[start DATA FOR PROCESSING]
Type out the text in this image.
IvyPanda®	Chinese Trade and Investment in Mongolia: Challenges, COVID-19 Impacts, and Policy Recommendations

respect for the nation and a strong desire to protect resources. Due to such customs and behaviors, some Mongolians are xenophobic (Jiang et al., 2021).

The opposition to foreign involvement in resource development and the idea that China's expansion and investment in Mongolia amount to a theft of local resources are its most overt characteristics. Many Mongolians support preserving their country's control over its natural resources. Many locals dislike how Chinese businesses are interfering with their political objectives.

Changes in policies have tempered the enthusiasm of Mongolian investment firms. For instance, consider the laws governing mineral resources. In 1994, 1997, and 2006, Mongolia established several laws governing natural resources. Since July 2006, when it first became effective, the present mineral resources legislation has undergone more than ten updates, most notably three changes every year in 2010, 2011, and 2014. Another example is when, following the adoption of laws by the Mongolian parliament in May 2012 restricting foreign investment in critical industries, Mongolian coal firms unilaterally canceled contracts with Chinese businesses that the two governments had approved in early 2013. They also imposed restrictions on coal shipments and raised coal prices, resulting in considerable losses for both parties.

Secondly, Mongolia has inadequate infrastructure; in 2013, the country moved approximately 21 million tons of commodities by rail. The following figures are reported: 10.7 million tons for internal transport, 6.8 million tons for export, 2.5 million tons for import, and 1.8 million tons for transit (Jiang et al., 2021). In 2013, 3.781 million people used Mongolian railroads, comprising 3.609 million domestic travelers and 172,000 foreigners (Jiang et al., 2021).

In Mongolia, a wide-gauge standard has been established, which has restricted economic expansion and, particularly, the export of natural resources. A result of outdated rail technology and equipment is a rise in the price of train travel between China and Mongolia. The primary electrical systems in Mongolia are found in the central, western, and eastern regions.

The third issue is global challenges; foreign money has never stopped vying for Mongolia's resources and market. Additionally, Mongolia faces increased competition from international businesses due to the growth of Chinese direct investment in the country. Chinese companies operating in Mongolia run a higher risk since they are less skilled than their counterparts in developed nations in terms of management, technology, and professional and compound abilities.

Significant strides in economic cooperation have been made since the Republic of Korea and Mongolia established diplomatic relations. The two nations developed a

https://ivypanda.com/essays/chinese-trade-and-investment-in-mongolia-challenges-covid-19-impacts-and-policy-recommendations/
[end DATA FOR PROCESSING]
# EXERCISE DETAILS:
Write down all the entries again without a single difference.

# SOLUTION TO THIS EXERCISE:
Type out the text in this image.
IvyPanda®	Chinese Trade and Investment in Mongolia: Challenges, COVID-19 Impacts, and Policy Recommendations

respect for the nation and a strong desire to protect resources. Due to such customs and behaviors, some Mongolians are xenophobic (Jiang et al., 2021).

The opposition to foreign involvement in resource development and the idea that China's expansion and investment in Mongolia amount to a theft of local resources are its most overt characteristics. Many Mongolians support preserving their country's control over its natural resources. Many locals dislike how Chinese businesses are interfering with their political objectives.

Changes in policies have tempered the enthusiasm of Mongolian investment firms. For instance, consider the laws governing mineral resources. In 1994, 1997, and 2006, Mongolia established several laws governing natural resources. Since July 2006, when it first became effective, the present mineral resources legislation has undergone more than ten updates, most notably three changes every year in 2010, 2011, and 2014. Another example is when, following the adoption of laws by the Mongolian parliament in May 2012 restricting foreign investment in critical industries, Mongolian coal firms unilaterally canceled contracts with Chinese businesses that the two governments had approved in early 2013. They also imposed restrictions on coal shipments and raised coal prices, resulting in considerable losses for both parties.

Secondly, Mongolia has inadequate infrastructure; in 2013, the country moved approximately 21 million tons of commodities by rail. The following figures are reported: 10.7 million tons for internal transport, 6.8 million tons for export, 2.5 million tons for import, and 1.8 million tons for transit (Jiang et al., 2021). In 2013, 3.781 million people used Mongolian railroads, comprising 3.609 million domestic travelers and 172,000 foreigners (Jiang et al., 2021).

In Mongolia, a wide-gauge standard has been established, which has restricted economic expansion and, particularly, the export of natural resources. A result of outdated rail technology and equipment is a rise in the price of train travel between China and Mongolia. The primary electrical systems in Mongolia are found in the central, western, and eastern regions.

The third issue is global challenges; foreign money has never stopped vying for Mongolia's resources and market. Additionally, Mongolia faces increased competition from international businesses due to the growth of Chinese direct investment in the country. Chinese companies operating in Mongolia run a higher risk since they are less skilled than their counterparts in developed nations in terms of management, technology, and professional and compound abilities.

Significant strides in economic cooperation have been made since the Republic of Korea and Mongolia established diplomatic relations. The two nations developed a

https://ivypanda.com/essays/chinese-trade-and-investment-in-mongolia-challenges-covid-19-impacts-and-policy-recommendations/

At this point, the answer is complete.